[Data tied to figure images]
────

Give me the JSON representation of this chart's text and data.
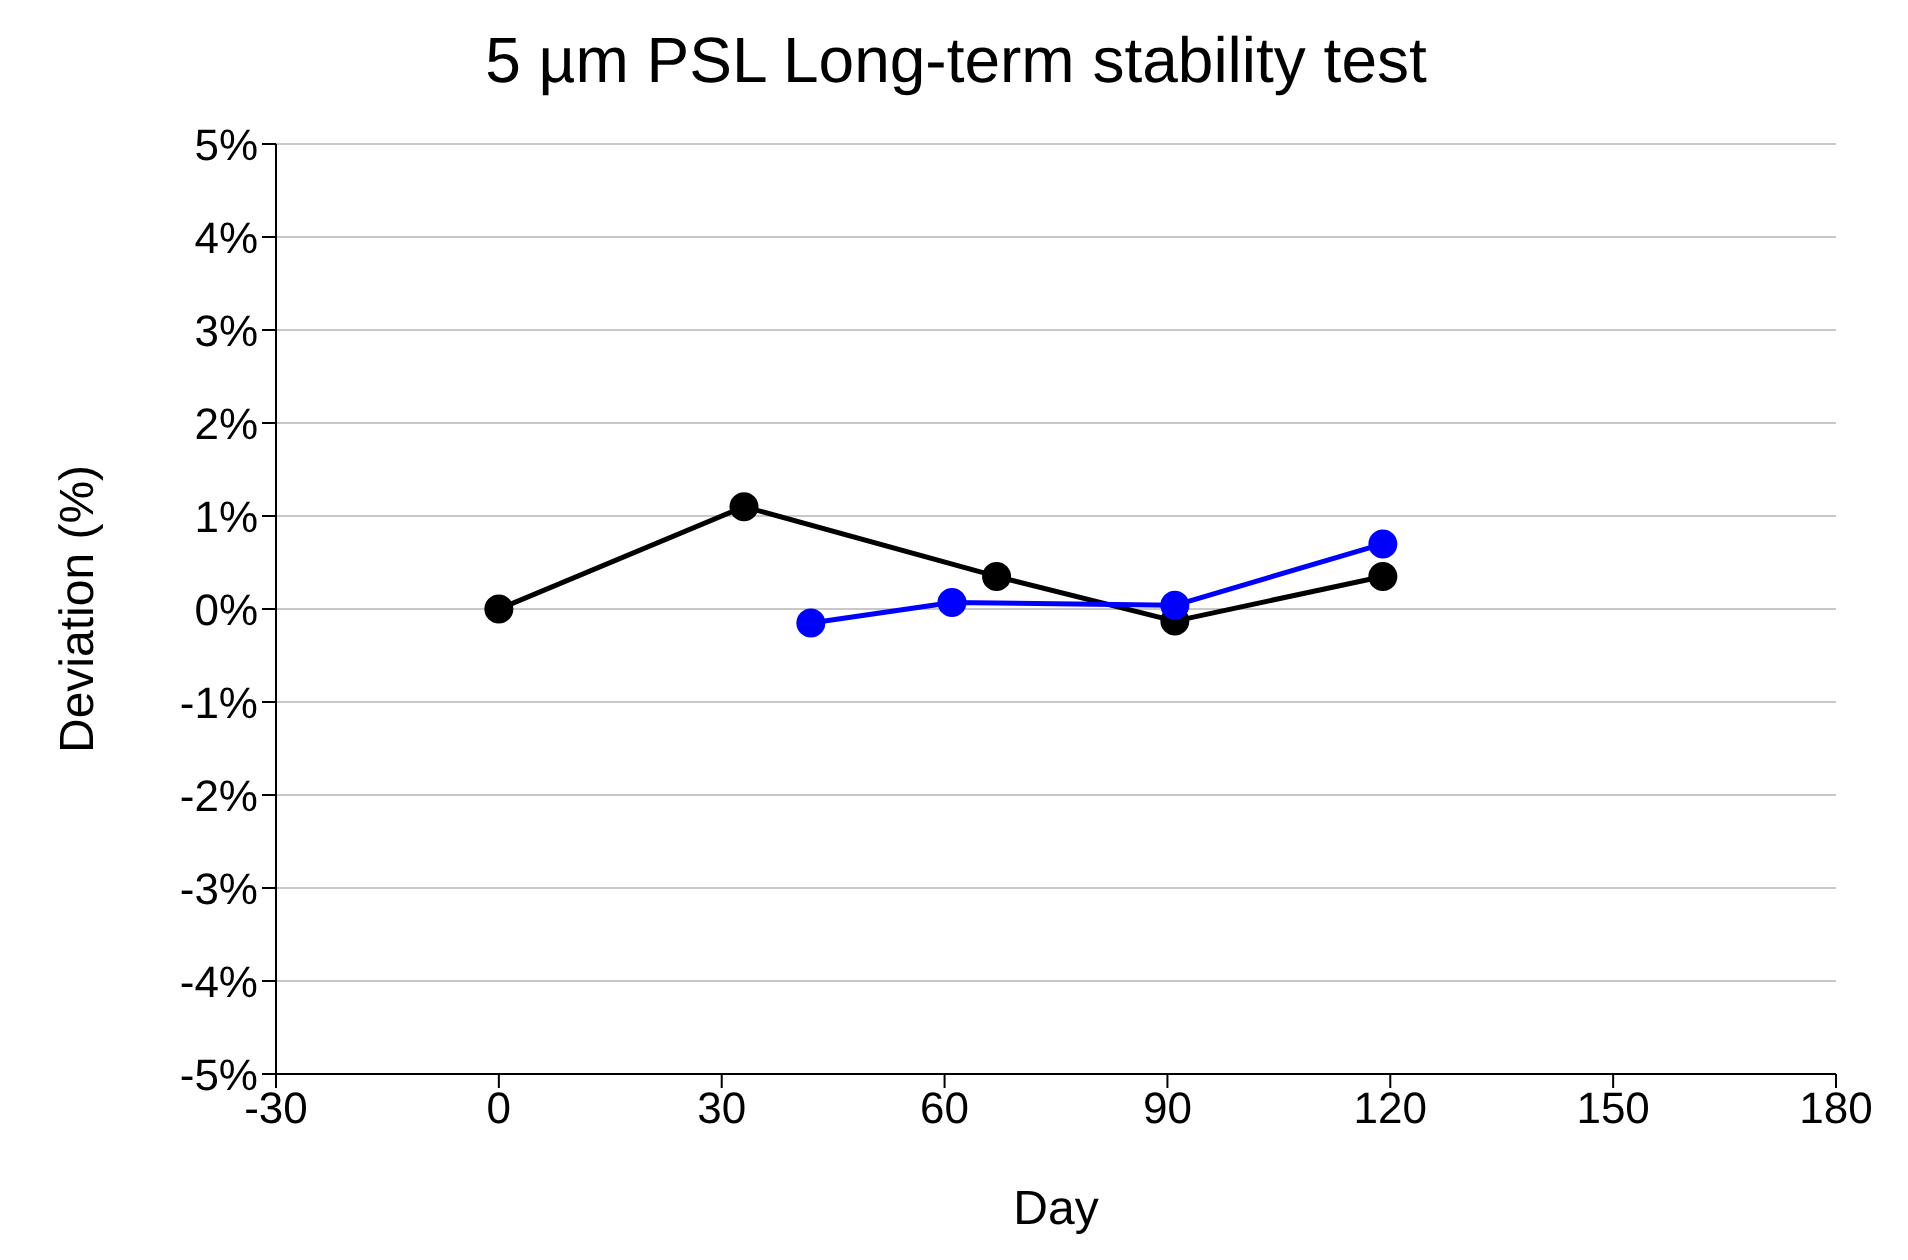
{
  "chart_data": {
    "type": "line",
    "title": "5 µm PSL Long-term stability test",
    "xlabel": "Day",
    "ylabel": "Deviation (%)",
    "series": [
      {
        "color": "#000000",
        "x": [
          0,
          33,
          67,
          91,
          119
        ],
        "values": [
          0,
          1.1,
          0.35,
          -0.13,
          0.35
        ]
      },
      {
        "color": "#0000ff",
        "x": [
          42,
          61,
          91,
          119
        ],
        "values": [
          -0.15,
          0.07,
          0.04,
          0.7
        ]
      }
    ],
    "xlim": [
      -30,
      180
    ],
    "xticks": [
      -30,
      0,
      30,
      60,
      90,
      120,
      150,
      180
    ],
    "ylim": [
      -5,
      5
    ],
    "yticks": [
      {
        "value": -5,
        "label": "-5%"
      },
      {
        "value": -4,
        "label": "-4%"
      },
      {
        "value": -3,
        "label": "-3%"
      },
      {
        "value": -2,
        "label": "-2%"
      },
      {
        "value": -1,
        "label": "-1%"
      },
      {
        "value": 0,
        "label": "0%"
      },
      {
        "value": 1,
        "label": "1%"
      },
      {
        "value": 2,
        "label": "2%"
      },
      {
        "value": 3,
        "label": "3%"
      },
      {
        "value": 4,
        "label": "4%"
      },
      {
        "value": 5,
        "label": "5%"
      }
    ],
    "grid": "y",
    "marker": "circle",
    "line_style": "solid"
  }
}
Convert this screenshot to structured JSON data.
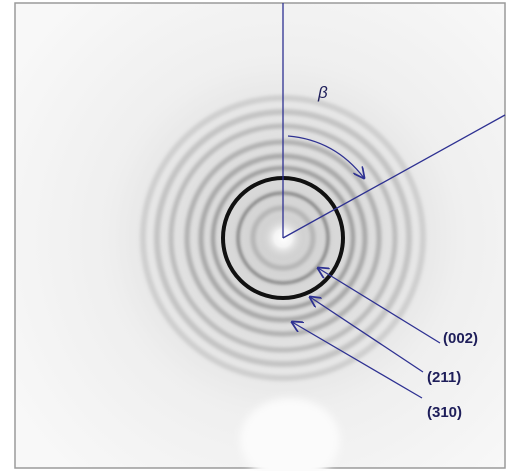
{
  "annotations": {
    "angle": "β",
    "peaks": [
      "(002)",
      "(211)",
      "(310)"
    ]
  }
}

────

== PROBLEM DESCRIPTION ==
Quote, word for word and nothing more, every line from the line with "Convert this screenshot" to the end of the entries, including both ends; skip any pictures.

== RESULT ==
Convert this screenshot to structured JSON data.
{
  "annotations": {
    "angle": "β",
    "peaks": [
      "(002)",
      "(211)",
      "(310)"
    ]
  }
}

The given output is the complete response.